Given entries ▸

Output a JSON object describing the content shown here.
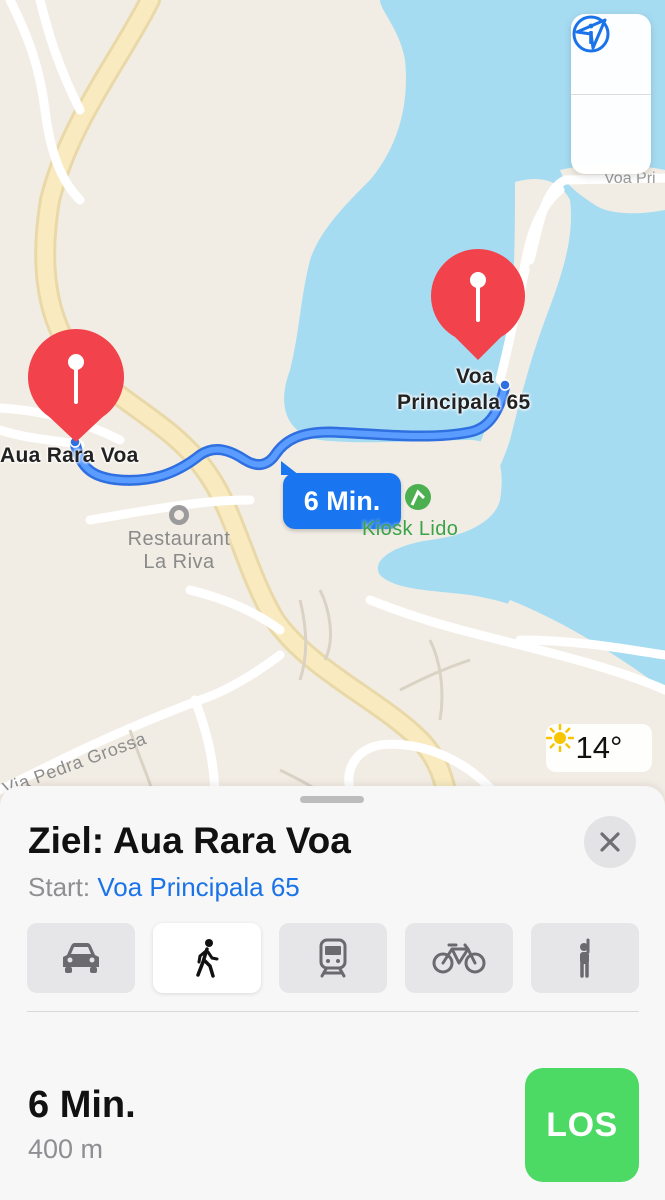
{
  "map": {
    "destination_label": "Aua Rara Voa",
    "start_label_line1": "Voa",
    "start_label_line2": "Principala 65",
    "route_duration": "6 Min.",
    "poi_restaurant_line1": "Restaurant",
    "poi_restaurant_line2": "La Riva",
    "poi_kiosk": "Kiosk Lido",
    "street_pedra_grossa": "Via Pedra Grossa",
    "street_voa_pri": "Voa Pri",
    "weather_temp": "14°",
    "colors": {
      "water": "#a6dcf2",
      "land": "#f2ede4",
      "route": "#3b82f6",
      "pin": "#f2424b",
      "main_road": "#f7e3a8"
    }
  },
  "controls": {
    "info_icon": "info-icon",
    "location_icon": "location-arrow-icon"
  },
  "sheet": {
    "title": "Ziel: Aua Rara Voa",
    "start_label": "Start:",
    "start_value": "Voa Principala 65",
    "modes": [
      {
        "name": "car",
        "icon": "car-icon",
        "active": false
      },
      {
        "name": "walk",
        "icon": "walking-icon",
        "active": true
      },
      {
        "name": "transit",
        "icon": "train-icon",
        "active": false
      },
      {
        "name": "bike",
        "icon": "bicycle-icon",
        "active": false
      },
      {
        "name": "ride",
        "icon": "hail-icon",
        "active": false
      }
    ],
    "duration": "6 Min.",
    "distance": "400 m",
    "go_label": "LOS"
  }
}
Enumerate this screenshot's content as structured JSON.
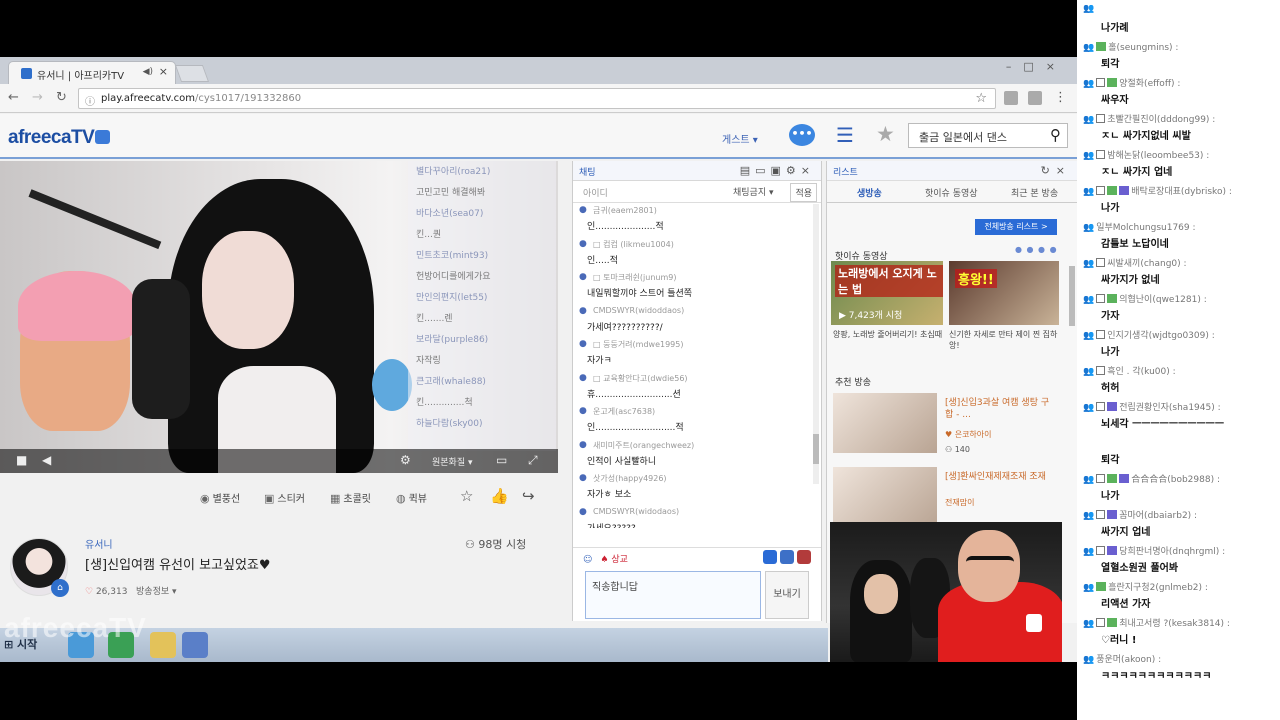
{
  "browser": {
    "tab_title": "유서니 | 아프리카TV",
    "address_host": "play.afreecatv.com",
    "address_path": "/cys1017/191332860"
  },
  "site": {
    "logo": "afreecaTV",
    "guest_label": "게스트 ▾",
    "search_value": "출금 일본에서 댄스"
  },
  "video": {
    "quality_label": "원본화질 ▾",
    "overlay_chat": [
      {
        "nick": "별다꾸아리(roa21)",
        "msg": ""
      },
      {
        "nick": "",
        "msg": "고민고민 해결해봐"
      },
      {
        "nick": "바다소년(sea07)",
        "msg": ""
      },
      {
        "nick": "",
        "msg": "킨...퀀"
      },
      {
        "nick": "민트초코(mint93)",
        "msg": ""
      },
      {
        "nick": "",
        "msg": "헌방어디를에게가요"
      },
      {
        "nick": "만인의편지(let55)",
        "msg": ""
      },
      {
        "nick": "",
        "msg": "킨.......렌"
      },
      {
        "nick": "보라달(purple86)",
        "msg": ""
      },
      {
        "nick": "",
        "msg": "자작링"
      },
      {
        "nick": "큰고래(whale88)",
        "msg": ""
      },
      {
        "nick": "",
        "msg": "킨..............척"
      },
      {
        "nick": "하늘다람(sky00)",
        "msg": ""
      }
    ]
  },
  "actions": {
    "broadcast": "별풍선",
    "sticker": "스티커",
    "chocolate": "초콜릿",
    "quickview": "퀵뷰"
  },
  "streamer": {
    "name": "유서니",
    "title": "[생]신입여캠 유선이 보고싶었죠♥",
    "recommend_count": "26,313",
    "info_label": "방송정보 ▾",
    "viewers": "98명 시청"
  },
  "chat": {
    "title": "채팅",
    "id_placeholder": "아이디",
    "select_label": "채팅금지 ▾",
    "apply_label": "적용",
    "messages": [
      {
        "nick": "금귀(eaem2801)",
        "msg": "인.....................적"
      },
      {
        "nick": "□ 컴컴 (likmeu1004)",
        "msg": "인.....적"
      },
      {
        "nick": "□ 토마크래쉰(junum9)",
        "msg": "내일뭐할끼야 스트어 틀션쪽"
      },
      {
        "nick": "CMDSWYR(widoddaos)",
        "msg": "가세여??????????/"
      },
      {
        "nick": "□ 둥둥거려(mdwe1995)",
        "msg": "자가ㅋ"
      },
      {
        "nick": "□ 교육황안다고(dwdie56)",
        "msg": "휴...........................션"
      },
      {
        "nick": "운고게(asc7638)",
        "msg": "인............................적"
      },
      {
        "nick": "새미미주트(orangechweez)",
        "msg": "인적이 사실빨하니"
      },
      {
        "nick": "삿가성(happy4926)",
        "msg": "자가ㅎ 보소"
      },
      {
        "nick": "CMDSWYR(widodaos)",
        "msg": "가세요?????"
      }
    ],
    "gift_label": "상교",
    "input_value": "직송합니답",
    "send_label": "보내기"
  },
  "list": {
    "title": "리스트",
    "tabs": [
      "생방송",
      "핫이슈 동영상",
      "최근 본 방송"
    ],
    "full_button": "전체방송 리스트 >",
    "hot_section": "핫이슈 동영상",
    "thumb1_text": "노래방에서 오지게 노는 법",
    "thumb1_count": "▶ 7,423개 시청",
    "thumb2_text": "흥왕!!",
    "caption1": "양팡, 노래방 줄어버리기! 초심때",
    "caption2": "신기한 자세로 만타 제이 찐 집하앙!",
    "rec_section": "추천 방송",
    "rec": [
      {
        "title": "[생]신입3과살 여캠 생탕 구합 - ...",
        "name": "♥ 은코하아이",
        "views": "140"
      },
      {
        "title": "[생]환싸인재제재조재 조재",
        "name": "전재맘이",
        "views": ""
      }
    ]
  },
  "taskbar": {
    "start_label": "시작"
  },
  "watermark": "afreecaTV",
  "external_chat": [
    {
      "user": "",
      "msg": "나가례",
      "badges": [
        "av"
      ]
    },
    {
      "user": "홀(seungmins)",
      "msg": "퇴각",
      "badges": [
        "av",
        "gr"
      ]
    },
    {
      "user": "양절화(effoff)",
      "msg": "싸우자",
      "badges": [
        "av",
        "bd",
        "gr"
      ]
    },
    {
      "user": "초빨간필진이(dddong99)",
      "msg": "ㅈㄴ 싸가지없네 씨발",
      "badges": [
        "av",
        "bd"
      ]
    },
    {
      "user": "밤해논닭(leoombee53)",
      "msg": "ㅈㄴ 싸가지 업네",
      "badges": [
        "av",
        "bd"
      ]
    },
    {
      "user": "배탁로장대표(dybrisko)",
      "msg": "나가",
      "badges": [
        "av",
        "bd",
        "gr",
        "pu"
      ]
    },
    {
      "user": "일부Molchungsu1769",
      "msg": "감틀보 노답이네",
      "badges": [
        "av"
      ]
    },
    {
      "user": "씨발새끼(chang0)",
      "msg": "싸가지가 없네",
      "badges": [
        "av",
        "bd"
      ]
    },
    {
      "user": "의협난이(qwe1281)",
      "msg": "가자",
      "badges": [
        "av",
        "bd",
        "gr"
      ]
    },
    {
      "user": "인지기생각(wjdtgo0309)",
      "msg": "나가",
      "badges": [
        "av",
        "bd"
      ]
    },
    {
      "user": "흑인 . 각(ku00)",
      "msg": "허허",
      "badges": [
        "av",
        "bd"
      ]
    },
    {
      "user": "전립권황인자(sha1945)",
      "msg": "뇌세각 ㅡㅡㅡㅡㅡㅡㅡㅡㅡㅡ",
      "badges": [
        "av",
        "bd",
        "pu"
      ]
    },
    {
      "user": "",
      "msg": "퇴각",
      "badges": []
    },
    {
      "user": "合合合合(bob2988)",
      "msg": "나가",
      "badges": [
        "av",
        "bd",
        "gr",
        "pu"
      ]
    },
    {
      "user": "꼼마어(dbaiarb2)",
      "msg": "싸가지 업네",
      "badges": [
        "av",
        "bd",
        "pu"
      ]
    },
    {
      "user": "당희판너명아(dnqhrgml)",
      "msg": "열혈소원권 풀어봐",
      "badges": [
        "av",
        "bd",
        "pu"
      ]
    },
    {
      "user": "흘란지구청2(gnlmeb2)",
      "msg": "리액션 가자",
      "badges": [
        "av",
        "gr"
      ]
    },
    {
      "user": "최내고서령 ?(kesak3814)",
      "msg": "♡러니 !",
      "badges": [
        "av",
        "bd",
        "gr"
      ]
    },
    {
      "user": "풍운머(akoon)",
      "msg": "ㅋㅋㅋㅋㅋㅋㅋㅋㅋㅋㅋㅋ",
      "badges": [
        "av"
      ]
    }
  ]
}
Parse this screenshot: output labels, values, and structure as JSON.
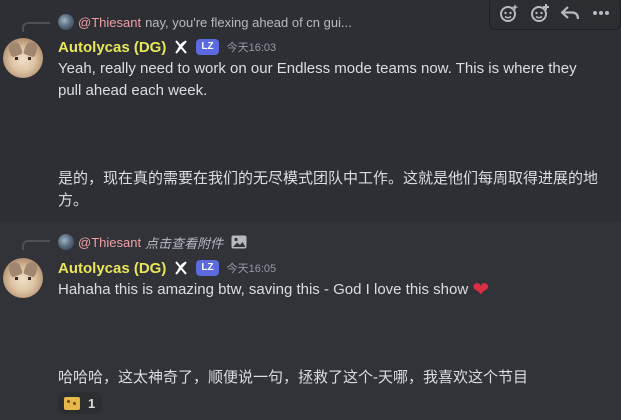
{
  "toolbar": {
    "icons": [
      "add-super-reaction-icon",
      "add-reaction-icon",
      "reply-icon",
      "more-options-icon"
    ]
  },
  "messages": [
    {
      "reply": {
        "name": "@Thiesant",
        "text": "nay, you're flexing ahead of cn gui..."
      },
      "author": {
        "name": "Autolycas (DG)",
        "badge": "LZ",
        "name_color": "#e9e65a"
      },
      "timestamp": "今天16:03",
      "content": "Yeah, really need to work on our Endless mode teams now. This is where they pull ahead each week.",
      "translation": "是的，现在真的需要在我们的无尽模式团队中工作。这就是他们每周取得进展的地方。"
    },
    {
      "reply": {
        "name": "@Thiesant",
        "text": "点击查看附件"
      },
      "author": {
        "name": "Autolycas (DG)",
        "badge": "LZ",
        "name_color": "#e9e65a"
      },
      "timestamp": "今天16:05",
      "content": "Hahaha this is amazing btw, saving this - God I love this show",
      "translation": "哈哈哈，这太神奇了，顺便说一句，拯救了这个-天哪，我喜欢这个节目",
      "reaction": {
        "emoji": "cheese-emoji",
        "count": "1"
      }
    }
  ],
  "colors": {
    "background": "#323339",
    "hover_background": "#2e2f35",
    "reply_name": "#f0a0a3",
    "badge": "#5b6adf",
    "heart": "#dd2e44"
  }
}
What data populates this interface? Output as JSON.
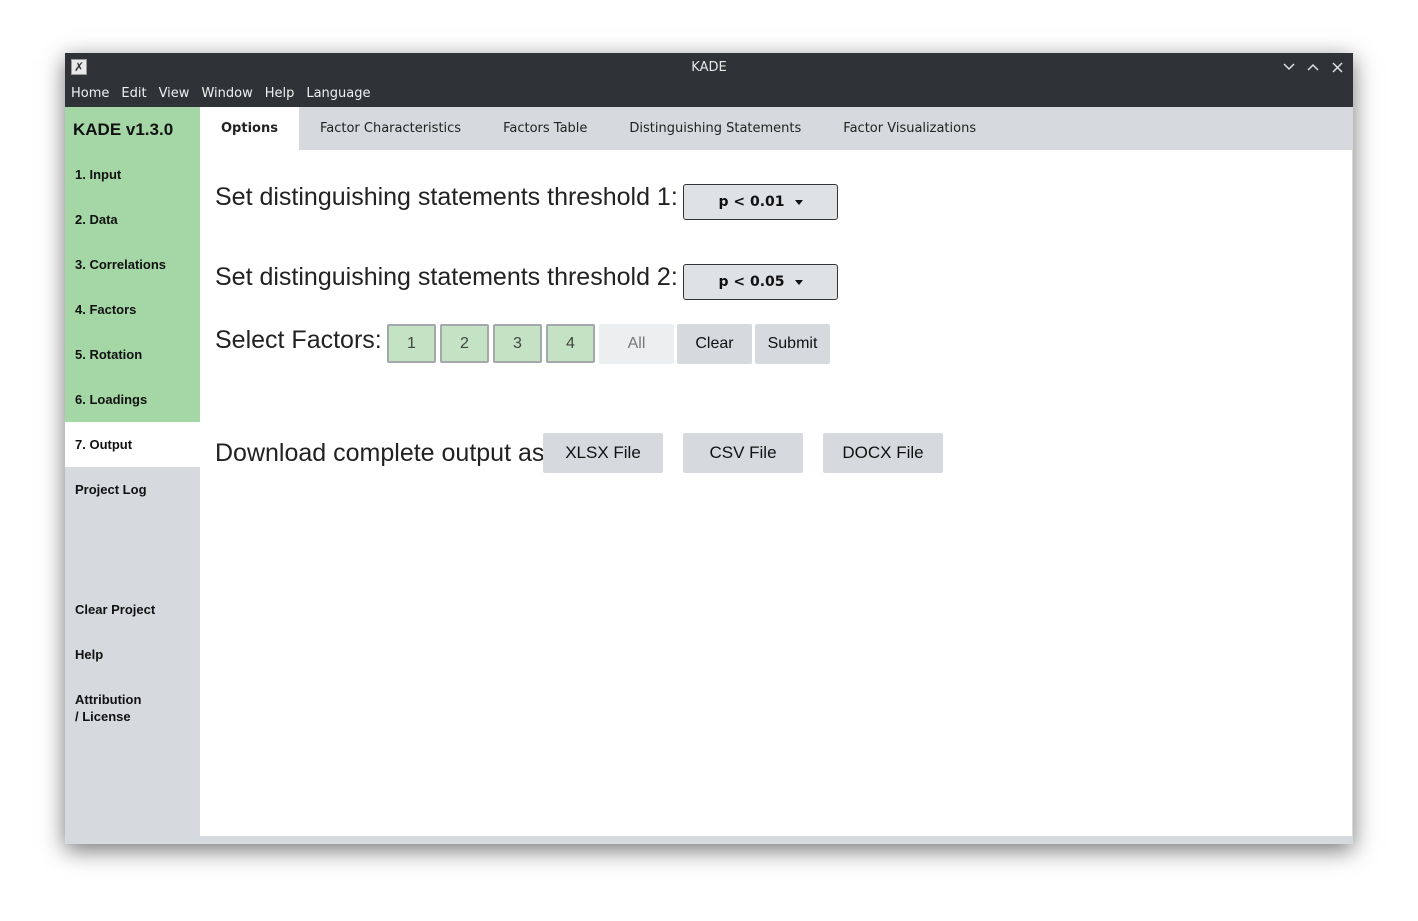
{
  "window": {
    "title": "KADE"
  },
  "menu": [
    "Home",
    "Edit",
    "View",
    "Window",
    "Help",
    "Language"
  ],
  "sidebar": {
    "brand": "KADE v1.3.0",
    "steps": [
      "1. Input",
      "2. Data",
      "3. Correlations",
      "4. Factors",
      "5. Rotation",
      "6. Loadings",
      "7. Output",
      "Project Log"
    ],
    "active_step": "7. Output",
    "bottom": {
      "clear_project": "Clear Project",
      "help": "Help",
      "attribution_line1": "Attribution",
      "attribution_line2": "/ License"
    }
  },
  "tabs": [
    "Options",
    "Factor Characteristics",
    "Factors Table",
    "Distinguishing Statements",
    "Factor Visualizations"
  ],
  "active_tab": "Options",
  "options": {
    "threshold1_label": "Set distinguishing statements threshold 1:",
    "threshold1_value": "p < 0.01",
    "threshold2_label": "Set distinguishing statements threshold 2:",
    "threshold2_value": "p < 0.05",
    "select_factors_label": "Select Factors:",
    "factors": [
      "1",
      "2",
      "3",
      "4"
    ],
    "all_label": "All",
    "clear_label": "Clear",
    "submit_label": "Submit",
    "download_label": "Download complete output as:",
    "xlsx_label": "XLSX File",
    "csv_label": "CSV File",
    "docx_label": "DOCX File"
  },
  "colors": {
    "accent_green": "#a4d7a5",
    "factor_selected": "#c3e3c4",
    "titlebar": "#2f3337",
    "panel_gray": "#d6d9dd"
  }
}
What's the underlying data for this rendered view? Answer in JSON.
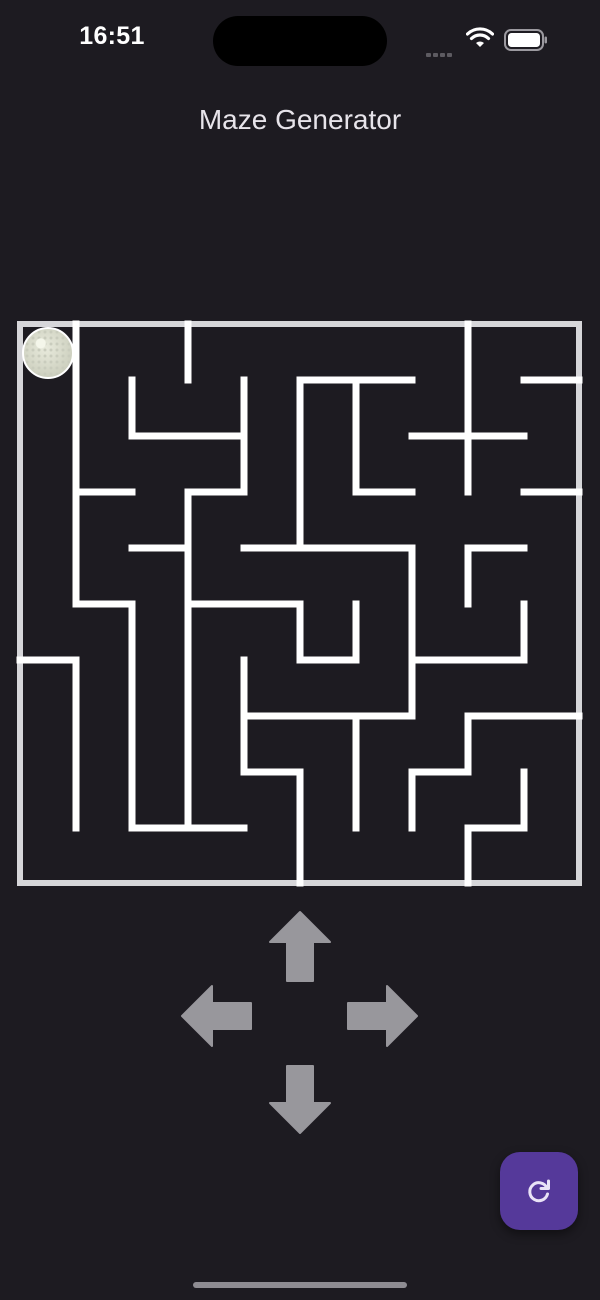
{
  "status_bar": {
    "time": "16:51",
    "signal_icon": "cellular-dots-icon",
    "wifi_icon": "wifi-icon",
    "battery_icon": "battery-icon"
  },
  "header": {
    "title": "Maze Generator"
  },
  "maze": {
    "rows": 10,
    "cols": 10,
    "player_cell": [
      0,
      0
    ],
    "wall_color": "#ffffff",
    "background_color": "#1d1b21",
    "player_icon": "golf-ball-icon"
  },
  "controls": {
    "up_icon": "arrow-up-icon",
    "left_icon": "arrow-left-icon",
    "right_icon": "arrow-right-icon",
    "down_icon": "arrow-down-icon",
    "arrow_color": "#98979c"
  },
  "fab": {
    "icon": "refresh-icon",
    "color": "#55399a"
  }
}
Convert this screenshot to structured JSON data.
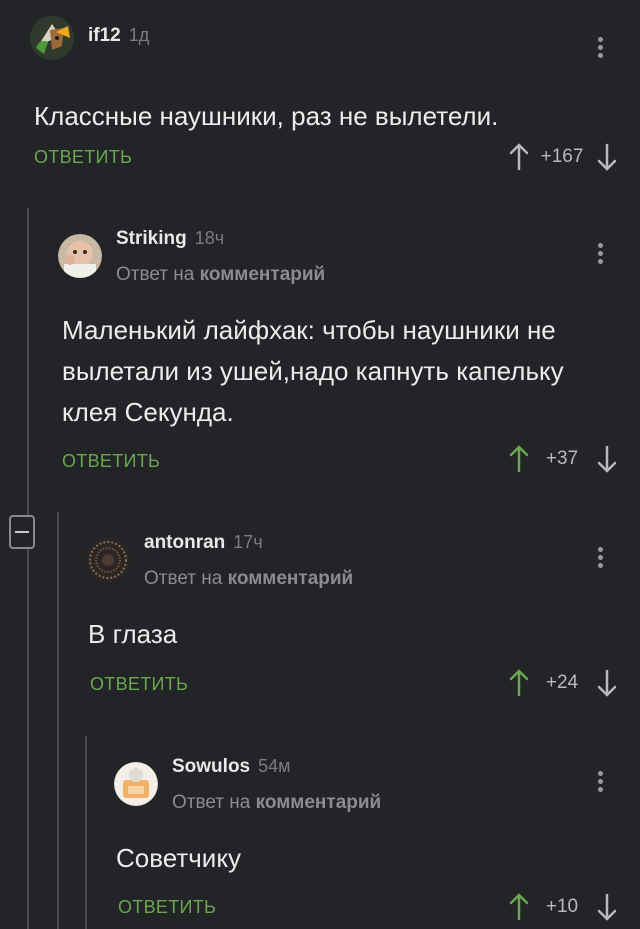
{
  "comments": [
    {
      "author": "if12",
      "time": "1д",
      "reply_prefix": "",
      "reply_link": "",
      "text": "Классные наушники, раз не вылетели.",
      "reply_label": "ОТВЕТИТЬ",
      "score": "+167",
      "upvoted": false
    },
    {
      "author": "Striking",
      "time": "18ч",
      "reply_prefix": "Ответ на",
      "reply_link": "комментарий",
      "text": "Маленький лайфхак: чтобы наушники не вылетали из ушей,надо капнуть капельку клея Секунда.",
      "reply_label": "ОТВЕТИТЬ",
      "score": "+37",
      "upvoted": true
    },
    {
      "author": "antonran",
      "time": "17ч",
      "reply_prefix": "Ответ на",
      "reply_link": "комментарий",
      "text": "В глаза",
      "reply_label": "ОТВЕТИТЬ",
      "score": "+24",
      "upvoted": true
    },
    {
      "author": "Sowulos",
      "time": "54м",
      "reply_prefix": "Ответ на",
      "reply_link": "комментарий",
      "text": "Советчику",
      "reply_label": "ОТВЕТИТЬ",
      "score": "+10",
      "upvoted": true
    }
  ],
  "colors": {
    "background": "#232427",
    "reply_green": "#69a84d",
    "upvote_green": "#69a84d",
    "muted": "#8b8c8f"
  }
}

Required work ▸ Looking at the records above, work out how many lines include the word "Clear", then give that number by itself.

Task output ▸ 2